Directive.
Sort through the data and copy the lines holding the word "bottom".

[Figure content listings]
·····
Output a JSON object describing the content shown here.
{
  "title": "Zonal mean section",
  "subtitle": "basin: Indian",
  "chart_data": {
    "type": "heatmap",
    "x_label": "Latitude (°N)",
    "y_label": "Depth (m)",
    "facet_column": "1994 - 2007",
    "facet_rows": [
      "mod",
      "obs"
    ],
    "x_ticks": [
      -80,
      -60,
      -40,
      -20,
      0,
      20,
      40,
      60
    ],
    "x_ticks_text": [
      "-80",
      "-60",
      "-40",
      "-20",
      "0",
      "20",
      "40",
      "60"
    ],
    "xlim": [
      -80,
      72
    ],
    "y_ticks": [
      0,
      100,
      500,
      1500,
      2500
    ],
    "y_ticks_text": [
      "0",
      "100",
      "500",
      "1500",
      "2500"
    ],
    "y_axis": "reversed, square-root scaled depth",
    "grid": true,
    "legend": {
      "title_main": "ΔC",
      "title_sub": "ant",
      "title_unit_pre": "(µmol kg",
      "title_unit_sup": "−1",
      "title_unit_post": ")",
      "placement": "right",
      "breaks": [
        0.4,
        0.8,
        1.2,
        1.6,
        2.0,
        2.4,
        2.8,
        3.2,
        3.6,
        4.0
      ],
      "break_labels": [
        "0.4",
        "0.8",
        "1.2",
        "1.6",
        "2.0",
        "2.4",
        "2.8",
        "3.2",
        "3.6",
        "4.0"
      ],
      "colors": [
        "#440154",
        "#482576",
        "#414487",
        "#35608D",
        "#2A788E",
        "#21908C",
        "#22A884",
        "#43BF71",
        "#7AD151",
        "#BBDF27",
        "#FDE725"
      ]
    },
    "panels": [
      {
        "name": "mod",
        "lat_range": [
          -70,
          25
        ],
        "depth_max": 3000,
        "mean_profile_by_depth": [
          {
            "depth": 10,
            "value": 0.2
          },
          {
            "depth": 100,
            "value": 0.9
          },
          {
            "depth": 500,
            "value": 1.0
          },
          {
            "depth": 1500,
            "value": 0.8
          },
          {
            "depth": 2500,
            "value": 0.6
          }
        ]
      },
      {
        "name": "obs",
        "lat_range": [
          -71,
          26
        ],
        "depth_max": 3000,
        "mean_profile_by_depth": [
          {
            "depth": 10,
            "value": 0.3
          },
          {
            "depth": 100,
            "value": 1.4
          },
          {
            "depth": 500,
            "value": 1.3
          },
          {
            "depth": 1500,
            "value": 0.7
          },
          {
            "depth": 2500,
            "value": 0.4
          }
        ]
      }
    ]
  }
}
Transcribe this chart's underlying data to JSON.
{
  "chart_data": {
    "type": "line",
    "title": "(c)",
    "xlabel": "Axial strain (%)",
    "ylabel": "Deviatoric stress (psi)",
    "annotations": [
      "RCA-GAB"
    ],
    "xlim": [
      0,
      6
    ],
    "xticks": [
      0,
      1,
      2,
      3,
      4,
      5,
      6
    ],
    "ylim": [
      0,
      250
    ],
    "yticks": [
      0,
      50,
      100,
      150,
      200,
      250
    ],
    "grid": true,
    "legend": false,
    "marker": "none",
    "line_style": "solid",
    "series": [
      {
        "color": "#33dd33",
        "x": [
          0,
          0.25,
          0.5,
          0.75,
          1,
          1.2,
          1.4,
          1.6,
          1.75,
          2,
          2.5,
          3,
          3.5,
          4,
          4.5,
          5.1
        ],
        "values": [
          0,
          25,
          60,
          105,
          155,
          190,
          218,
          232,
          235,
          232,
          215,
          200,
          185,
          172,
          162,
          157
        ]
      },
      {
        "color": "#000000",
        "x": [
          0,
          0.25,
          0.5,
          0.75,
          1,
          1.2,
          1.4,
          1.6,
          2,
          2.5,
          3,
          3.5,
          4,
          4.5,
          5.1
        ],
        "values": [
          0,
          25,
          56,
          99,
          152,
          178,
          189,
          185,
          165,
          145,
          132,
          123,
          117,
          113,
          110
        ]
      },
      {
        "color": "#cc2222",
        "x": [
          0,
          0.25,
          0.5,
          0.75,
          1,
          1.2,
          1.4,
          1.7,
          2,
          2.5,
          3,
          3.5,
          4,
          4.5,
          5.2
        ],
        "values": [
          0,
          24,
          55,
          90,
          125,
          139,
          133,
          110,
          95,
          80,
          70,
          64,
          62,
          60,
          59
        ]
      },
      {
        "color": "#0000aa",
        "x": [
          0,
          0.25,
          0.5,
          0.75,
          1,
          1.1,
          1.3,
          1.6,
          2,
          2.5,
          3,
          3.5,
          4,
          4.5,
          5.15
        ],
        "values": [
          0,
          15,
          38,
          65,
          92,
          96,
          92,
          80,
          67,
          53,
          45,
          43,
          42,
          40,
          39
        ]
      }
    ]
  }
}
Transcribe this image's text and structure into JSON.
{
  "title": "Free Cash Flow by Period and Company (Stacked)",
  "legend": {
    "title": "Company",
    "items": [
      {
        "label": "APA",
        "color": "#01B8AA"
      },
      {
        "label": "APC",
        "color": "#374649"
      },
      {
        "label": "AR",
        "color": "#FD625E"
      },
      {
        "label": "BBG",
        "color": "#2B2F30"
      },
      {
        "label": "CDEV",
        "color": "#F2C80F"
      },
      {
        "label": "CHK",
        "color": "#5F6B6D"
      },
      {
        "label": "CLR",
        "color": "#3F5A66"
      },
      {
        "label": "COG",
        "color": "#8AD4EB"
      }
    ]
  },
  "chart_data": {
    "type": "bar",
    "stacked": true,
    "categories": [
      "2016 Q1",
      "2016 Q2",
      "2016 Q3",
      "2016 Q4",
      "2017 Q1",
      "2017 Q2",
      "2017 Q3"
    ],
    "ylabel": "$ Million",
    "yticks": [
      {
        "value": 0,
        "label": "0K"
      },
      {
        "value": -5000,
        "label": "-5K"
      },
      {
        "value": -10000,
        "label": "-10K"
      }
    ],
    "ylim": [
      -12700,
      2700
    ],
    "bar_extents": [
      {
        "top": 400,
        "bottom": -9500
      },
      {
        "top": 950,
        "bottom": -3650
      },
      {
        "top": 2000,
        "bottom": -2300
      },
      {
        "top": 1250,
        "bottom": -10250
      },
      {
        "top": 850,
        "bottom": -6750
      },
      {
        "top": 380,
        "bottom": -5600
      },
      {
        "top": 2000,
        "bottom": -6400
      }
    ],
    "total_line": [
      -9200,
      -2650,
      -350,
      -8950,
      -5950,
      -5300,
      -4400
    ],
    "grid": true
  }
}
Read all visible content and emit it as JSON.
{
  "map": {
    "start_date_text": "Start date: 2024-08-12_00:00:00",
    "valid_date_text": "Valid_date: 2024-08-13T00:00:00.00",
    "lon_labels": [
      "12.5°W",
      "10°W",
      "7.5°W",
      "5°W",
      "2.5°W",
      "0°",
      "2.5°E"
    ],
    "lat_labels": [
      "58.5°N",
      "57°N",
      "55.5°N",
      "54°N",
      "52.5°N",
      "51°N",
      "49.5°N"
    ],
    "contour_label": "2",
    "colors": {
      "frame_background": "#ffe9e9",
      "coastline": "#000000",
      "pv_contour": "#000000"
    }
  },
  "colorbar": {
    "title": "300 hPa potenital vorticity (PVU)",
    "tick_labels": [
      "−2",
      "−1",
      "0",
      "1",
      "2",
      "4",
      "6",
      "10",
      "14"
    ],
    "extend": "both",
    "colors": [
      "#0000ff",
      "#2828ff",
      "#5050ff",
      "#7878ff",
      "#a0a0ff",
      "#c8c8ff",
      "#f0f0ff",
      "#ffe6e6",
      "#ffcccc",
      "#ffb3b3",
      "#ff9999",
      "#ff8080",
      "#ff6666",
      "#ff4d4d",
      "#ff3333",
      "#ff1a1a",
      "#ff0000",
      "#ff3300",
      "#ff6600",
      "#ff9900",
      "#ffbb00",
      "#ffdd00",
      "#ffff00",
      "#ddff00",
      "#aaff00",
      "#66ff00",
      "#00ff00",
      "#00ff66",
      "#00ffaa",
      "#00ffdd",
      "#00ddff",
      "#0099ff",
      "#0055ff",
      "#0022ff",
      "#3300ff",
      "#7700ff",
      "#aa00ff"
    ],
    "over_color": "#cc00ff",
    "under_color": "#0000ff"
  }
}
·····
Response.
        "bottom": -9500
        "bottom": -3650
        "bottom": -2300
        "bottom": -10250
        "bottom": -6750
        "bottom": -5600
        "bottom": -6400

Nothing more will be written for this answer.